PROBLEM STATEMENT> All the data should come back exactly as it was given.

··· EXCERPTED RECORDS ···

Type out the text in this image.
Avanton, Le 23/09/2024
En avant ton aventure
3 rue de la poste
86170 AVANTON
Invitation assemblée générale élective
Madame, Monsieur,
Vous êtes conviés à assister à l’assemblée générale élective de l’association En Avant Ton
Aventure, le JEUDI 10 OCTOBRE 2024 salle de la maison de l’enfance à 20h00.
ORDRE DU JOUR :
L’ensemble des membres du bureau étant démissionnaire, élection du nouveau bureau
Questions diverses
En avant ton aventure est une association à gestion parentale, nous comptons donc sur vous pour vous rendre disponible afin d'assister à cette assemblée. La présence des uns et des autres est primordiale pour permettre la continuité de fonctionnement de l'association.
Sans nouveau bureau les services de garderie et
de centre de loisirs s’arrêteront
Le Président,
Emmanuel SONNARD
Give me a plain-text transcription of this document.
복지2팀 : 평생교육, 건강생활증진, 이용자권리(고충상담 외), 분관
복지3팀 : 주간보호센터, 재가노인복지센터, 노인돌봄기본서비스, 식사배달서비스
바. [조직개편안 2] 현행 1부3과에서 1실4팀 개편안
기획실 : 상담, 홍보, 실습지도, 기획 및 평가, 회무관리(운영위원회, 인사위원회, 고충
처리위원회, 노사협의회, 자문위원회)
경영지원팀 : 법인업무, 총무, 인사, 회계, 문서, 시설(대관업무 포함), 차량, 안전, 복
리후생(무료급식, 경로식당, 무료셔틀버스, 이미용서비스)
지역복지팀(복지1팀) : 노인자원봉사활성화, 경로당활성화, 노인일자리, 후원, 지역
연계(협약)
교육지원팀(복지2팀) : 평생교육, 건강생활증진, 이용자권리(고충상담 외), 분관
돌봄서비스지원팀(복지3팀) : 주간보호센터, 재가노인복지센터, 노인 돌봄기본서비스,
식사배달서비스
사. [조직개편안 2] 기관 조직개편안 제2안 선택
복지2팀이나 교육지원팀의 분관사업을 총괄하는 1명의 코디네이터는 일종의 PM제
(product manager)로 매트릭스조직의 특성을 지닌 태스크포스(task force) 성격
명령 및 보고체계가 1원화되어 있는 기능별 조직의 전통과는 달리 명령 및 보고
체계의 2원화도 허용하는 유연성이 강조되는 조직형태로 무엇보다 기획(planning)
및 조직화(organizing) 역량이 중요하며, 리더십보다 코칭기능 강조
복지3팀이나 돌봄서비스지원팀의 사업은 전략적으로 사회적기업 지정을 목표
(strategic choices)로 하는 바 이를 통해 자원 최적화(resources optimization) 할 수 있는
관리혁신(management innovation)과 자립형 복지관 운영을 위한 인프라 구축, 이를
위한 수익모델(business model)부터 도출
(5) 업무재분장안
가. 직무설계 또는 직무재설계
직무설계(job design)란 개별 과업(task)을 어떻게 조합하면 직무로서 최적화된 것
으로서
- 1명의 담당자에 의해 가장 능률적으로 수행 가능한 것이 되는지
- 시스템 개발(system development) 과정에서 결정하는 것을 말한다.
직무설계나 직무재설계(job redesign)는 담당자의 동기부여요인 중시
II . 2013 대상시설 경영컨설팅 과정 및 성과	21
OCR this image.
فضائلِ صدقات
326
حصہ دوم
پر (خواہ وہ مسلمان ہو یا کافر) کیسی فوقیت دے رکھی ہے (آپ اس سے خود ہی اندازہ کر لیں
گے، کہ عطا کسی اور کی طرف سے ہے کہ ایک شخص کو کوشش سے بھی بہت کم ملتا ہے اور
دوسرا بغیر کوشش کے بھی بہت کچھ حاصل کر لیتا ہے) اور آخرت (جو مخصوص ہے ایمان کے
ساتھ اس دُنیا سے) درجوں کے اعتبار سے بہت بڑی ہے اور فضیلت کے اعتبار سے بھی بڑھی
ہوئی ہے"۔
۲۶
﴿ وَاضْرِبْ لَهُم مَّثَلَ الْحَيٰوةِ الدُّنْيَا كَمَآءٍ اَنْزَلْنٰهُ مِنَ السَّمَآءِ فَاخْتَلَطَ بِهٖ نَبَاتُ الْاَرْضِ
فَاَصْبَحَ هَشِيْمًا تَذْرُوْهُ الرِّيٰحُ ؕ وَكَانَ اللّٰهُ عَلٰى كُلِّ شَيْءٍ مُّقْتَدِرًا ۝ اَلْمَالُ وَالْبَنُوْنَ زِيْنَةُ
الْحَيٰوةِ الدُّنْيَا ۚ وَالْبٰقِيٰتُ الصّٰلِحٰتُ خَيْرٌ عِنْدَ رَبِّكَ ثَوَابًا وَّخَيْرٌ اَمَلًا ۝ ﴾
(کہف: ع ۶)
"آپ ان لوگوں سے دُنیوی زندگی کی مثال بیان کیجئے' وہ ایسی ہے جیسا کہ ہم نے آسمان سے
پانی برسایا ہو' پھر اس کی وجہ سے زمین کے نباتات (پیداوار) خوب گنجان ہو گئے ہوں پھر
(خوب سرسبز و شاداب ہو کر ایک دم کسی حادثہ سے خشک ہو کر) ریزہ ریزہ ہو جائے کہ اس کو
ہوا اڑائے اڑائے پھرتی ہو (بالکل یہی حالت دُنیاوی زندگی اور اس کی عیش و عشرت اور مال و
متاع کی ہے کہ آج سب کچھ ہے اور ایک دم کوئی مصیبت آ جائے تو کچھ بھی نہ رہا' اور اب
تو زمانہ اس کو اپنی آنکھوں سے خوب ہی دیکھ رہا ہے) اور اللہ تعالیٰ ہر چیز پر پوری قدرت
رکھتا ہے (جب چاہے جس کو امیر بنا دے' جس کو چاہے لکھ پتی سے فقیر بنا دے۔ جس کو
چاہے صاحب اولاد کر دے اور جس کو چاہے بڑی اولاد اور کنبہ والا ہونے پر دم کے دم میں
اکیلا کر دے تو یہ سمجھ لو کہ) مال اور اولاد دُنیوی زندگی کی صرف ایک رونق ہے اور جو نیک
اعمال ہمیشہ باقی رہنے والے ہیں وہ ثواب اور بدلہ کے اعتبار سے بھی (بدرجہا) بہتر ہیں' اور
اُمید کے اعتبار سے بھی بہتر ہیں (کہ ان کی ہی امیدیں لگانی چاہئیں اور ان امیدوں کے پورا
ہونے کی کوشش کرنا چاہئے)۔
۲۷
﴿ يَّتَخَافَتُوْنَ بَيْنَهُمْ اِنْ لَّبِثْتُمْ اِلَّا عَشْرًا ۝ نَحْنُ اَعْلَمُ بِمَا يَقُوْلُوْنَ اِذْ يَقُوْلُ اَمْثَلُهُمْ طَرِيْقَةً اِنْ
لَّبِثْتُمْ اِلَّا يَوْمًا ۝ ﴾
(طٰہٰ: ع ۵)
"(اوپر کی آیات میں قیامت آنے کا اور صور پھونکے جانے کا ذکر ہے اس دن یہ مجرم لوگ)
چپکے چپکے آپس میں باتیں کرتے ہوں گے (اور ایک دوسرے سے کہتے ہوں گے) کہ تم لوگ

···

REPLY TO THE EXERCISE>
Type out the text in this image.
Avanton, Le 23/09/2024
En avant ton aventure
3 rue de la poste
86170 AVANTON
Invitation assemblée générale élective
Madame, Monsieur,
Vous êtes conviés à assister à l’assemblée générale élective de l’association En Avant Ton
Aventure, le JEUDI 10 OCTOBRE 2024 salle de la maison de l’enfance à 20h00.
ORDRE DU JOUR :
L’ensemble des membres du bureau étant démissionnaire, élection du nouveau bureau
Questions diverses
En avant ton aventure est une association à gestion parentale, nous comptons donc sur vous pour vous rendre disponible afin d'assister à cette assemblée. La présence des uns et des autres est primordiale pour permettre la continuité de fonctionnement de l'association.
Sans nouveau bureau les services de garderie et
de centre de loisirs s’arrêteront
Le Président,
Emmanuel SONNARD
Give me a plain-text transcription of this document.
복지2팀 : 평생교육, 건강생활증진, 이용자권리(고충상담 외), 분관
복지3팀 : 주간보호센터, 재가노인복지센터, 노인돌봄기본서비스, 식사배달서비스
바. [조직개편안 2] 현행 1부3과에서 1실4팀 개편안
기획실 : 상담, 홍보, 실습지도, 기획 및 평가, 회무관리(운영위원회, 인사위원회, 고충
처리위원회, 노사협의회, 자문위원회)
경영지원팀 : 법인업무, 총무, 인사, 회계, 문서, 시설(대관업무 포함), 차량, 안전, 복
리후생(무료급식, 경로식당, 무료셔틀버스, 이미용서비스)
지역복지팀(복지1팀) : 노인자원봉사활성화, 경로당활성화, 노인일자리, 후원, 지역
연계(협약)
교육지원팀(복지2팀) : 평생교육, 건강생활증진, 이용자권리(고충상담 외), 분관
돌봄서비스지원팀(복지3팀) : 주간보호센터, 재가노인복지센터, 노인 돌봄기본서비스,
식사배달서비스
사. [조직개편안 2] 기관 조직개편안 제2안 선택
복지2팀이나 교육지원팀의 분관사업을 총괄하는 1명의 코디네이터는 일종의 PM제
(product manager)로 매트릭스조직의 특성을 지닌 태스크포스(task force) 성격
명령 및 보고체계가 1원화되어 있는 기능별 조직의 전통과는 달리 명령 및 보고
체계의 2원화도 허용하는 유연성이 강조되는 조직형태로 무엇보다 기획(planning)
및 조직화(organizing) 역량이 중요하며, 리더십보다 코칭기능 강조
복지3팀이나 돌봄서비스지원팀의 사업은 전략적으로 사회적기업 지정을 목표
(strategic choices)로 하는 바 이를 통해 자원 최적화(resources optimization) 할 수 있는
관리혁신(management innovation)과 자립형 복지관 운영을 위한 인프라 구축, 이를
위한 수익모델(business model)부터 도출
(5) 업무재분장안
가. 직무설계 또는 직무재설계
직무설계(job design)란 개별 과업(task)을 어떻게 조합하면 직무로서 최적화된 것
으로서
- 1명의 담당자에 의해 가장 능률적으로 수행 가능한 것이 되는지
- 시스템 개발(system development) 과정에서 결정하는 것을 말한다.
직무설계나 직무재설계(job redesign)는 담당자의 동기부여요인 중시
II . 2013 대상시설 경영컨설팅 과정 및 성과	21
OCR this image.
فضائلِ صدقات
326
حصہ دوم
پر (خواہ وہ مسلمان ہو یا کافر) کیسی فوقیت دے رکھی ہے (آپ اس سے خود ہی اندازہ کر لیں
گے، کہ عطا کسی اور کی طرف سے ہے کہ ایک شخص کو کوشش سے بھی بہت کم ملتا ہے اور
دوسرا بغیر کوشش کے بھی بہت کچھ حاصل کر لیتا ہے) اور آخرت (جو مخصوص ہے ایمان کے
ساتھ اس دُنیا سے) درجوں کے اعتبار سے بہت بڑی ہے اور فضیلت کے اعتبار سے بھی بڑھی
ہوئی ہے"۔
۲۶
﴿ وَاضْرِبْ لَهُم مَّثَلَ الْحَيٰوةِ الدُّنْيَا كَمَآءٍ اَنْزَلْنٰهُ مِنَ السَّمَآءِ فَاخْتَلَطَ بِهٖ نَبَاتُ الْاَرْضِ
فَاَصْبَحَ هَشِيْمًا تَذْرُوْهُ الرِّيٰحُ ؕ وَكَانَ اللّٰهُ عَلٰى كُلِّ شَيْءٍ مُّقْتَدِرًا ۝ اَلْمَالُ وَالْبَنُوْنَ زِيْنَةُ
الْحَيٰوةِ الدُّنْيَا ۚ وَالْبٰقِيٰتُ الصّٰلِحٰتُ خَيْرٌ عِنْدَ رَبِّكَ ثَوَابًا وَّخَيْرٌ اَمَلًا ۝ ﴾
(کہف: ع ۶)
"آپ ان لوگوں سے دُنیوی زندگی کی مثال بیان کیجئے' وہ ایسی ہے جیسا کہ ہم نے آسمان سے
پانی برسایا ہو' پھر اس کی وجہ سے زمین کے نباتات (پیداوار) خوب گنجان ہو گئے ہوں پھر
(خوب سرسبز و شاداب ہو کر ایک دم کسی حادثہ سے خشک ہو کر) ریزہ ریزہ ہو جائے کہ اس کو
ہوا اڑائے اڑائے پھرتی ہو (بالکل یہی حالت دُنیاوی زندگی اور اس کی عیش و عشرت اور مال و
متاع کی ہے کہ آج سب کچھ ہے اور ایک دم کوئی مصیبت آ جائے تو کچھ بھی نہ رہا' اور اب
تو زمانہ اس کو اپنی آنکھوں سے خوب ہی دیکھ رہا ہے) اور اللہ تعالیٰ ہر چیز پر پوری قدرت
رکھتا ہے (جب چاہے جس کو امیر بنا دے' جس کو چاہے لکھ پتی سے فقیر بنا دے۔ جس کو
چاہے صاحب اولاد کر دے اور جس کو چاہے بڑی اولاد اور کنبہ والا ہونے پر دم کے دم میں
اکیلا کر دے تو یہ سمجھ لو کہ) مال اور اولاد دُنیوی زندگی کی صرف ایک رونق ہے اور جو نیک
اعمال ہمیشہ باقی رہنے والے ہیں وہ ثواب اور بدلہ کے اعتبار سے بھی (بدرجہا) بہتر ہیں' اور
اُمید کے اعتبار سے بھی بہتر ہیں (کہ ان کی ہی امیدیں لگانی چاہئیں اور ان امیدوں کے پورا
ہونے کی کوشش کرنا چاہئے)۔
۲۷
﴿ يَّتَخَافَتُوْنَ بَيْنَهُمْ اِنْ لَّبِثْتُمْ اِلَّا عَشْرًا ۝ نَحْنُ اَعْلَمُ بِمَا يَقُوْلُوْنَ اِذْ يَقُوْلُ اَمْثَلُهُمْ طَرِيْقَةً اِنْ
لَّبِثْتُمْ اِلَّا يَوْمًا ۝ ﴾
(طٰہٰ: ع ۵)
"(اوپر کی آیات میں قیامت آنے کا اور صور پھونکے جانے کا ذکر ہے اس دن یہ مجرم لوگ)
چپکے چپکے آپس میں باتیں کرتے ہوں گے (اور ایک دوسرے سے کہتے ہوں گے) کہ تم لوگ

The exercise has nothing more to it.